--- GOAL ---
Count how many lines contain the word "рабочих". Please give only the number.

--- DATASET RECORDS ---
begin

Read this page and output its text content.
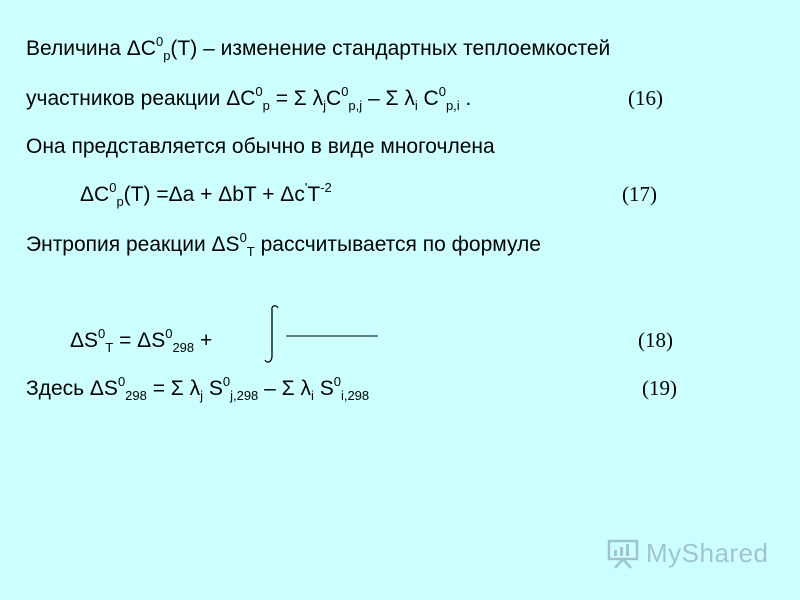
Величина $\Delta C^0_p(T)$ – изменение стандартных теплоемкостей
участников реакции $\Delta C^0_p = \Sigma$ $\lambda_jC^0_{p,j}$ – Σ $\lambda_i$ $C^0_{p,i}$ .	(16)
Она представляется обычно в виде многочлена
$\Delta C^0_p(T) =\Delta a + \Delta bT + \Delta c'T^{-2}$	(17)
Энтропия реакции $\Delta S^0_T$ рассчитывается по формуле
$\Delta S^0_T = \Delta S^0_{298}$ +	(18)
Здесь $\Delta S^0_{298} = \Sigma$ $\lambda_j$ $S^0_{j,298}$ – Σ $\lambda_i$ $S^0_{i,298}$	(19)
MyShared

end
begin

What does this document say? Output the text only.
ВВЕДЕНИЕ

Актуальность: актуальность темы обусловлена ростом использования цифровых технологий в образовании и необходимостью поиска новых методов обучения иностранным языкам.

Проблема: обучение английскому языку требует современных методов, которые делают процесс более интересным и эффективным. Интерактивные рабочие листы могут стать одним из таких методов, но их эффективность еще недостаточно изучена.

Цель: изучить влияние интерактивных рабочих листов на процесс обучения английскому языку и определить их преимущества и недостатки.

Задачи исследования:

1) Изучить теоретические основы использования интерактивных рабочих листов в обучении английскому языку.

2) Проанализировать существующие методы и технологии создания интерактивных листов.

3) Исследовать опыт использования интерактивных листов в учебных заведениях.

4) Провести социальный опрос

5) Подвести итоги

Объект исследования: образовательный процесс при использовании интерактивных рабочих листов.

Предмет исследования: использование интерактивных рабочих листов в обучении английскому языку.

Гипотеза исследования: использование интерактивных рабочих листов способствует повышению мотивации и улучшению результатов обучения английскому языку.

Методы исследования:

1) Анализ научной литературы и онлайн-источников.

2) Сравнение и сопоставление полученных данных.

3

end

--- TASK RESPONSE ---
5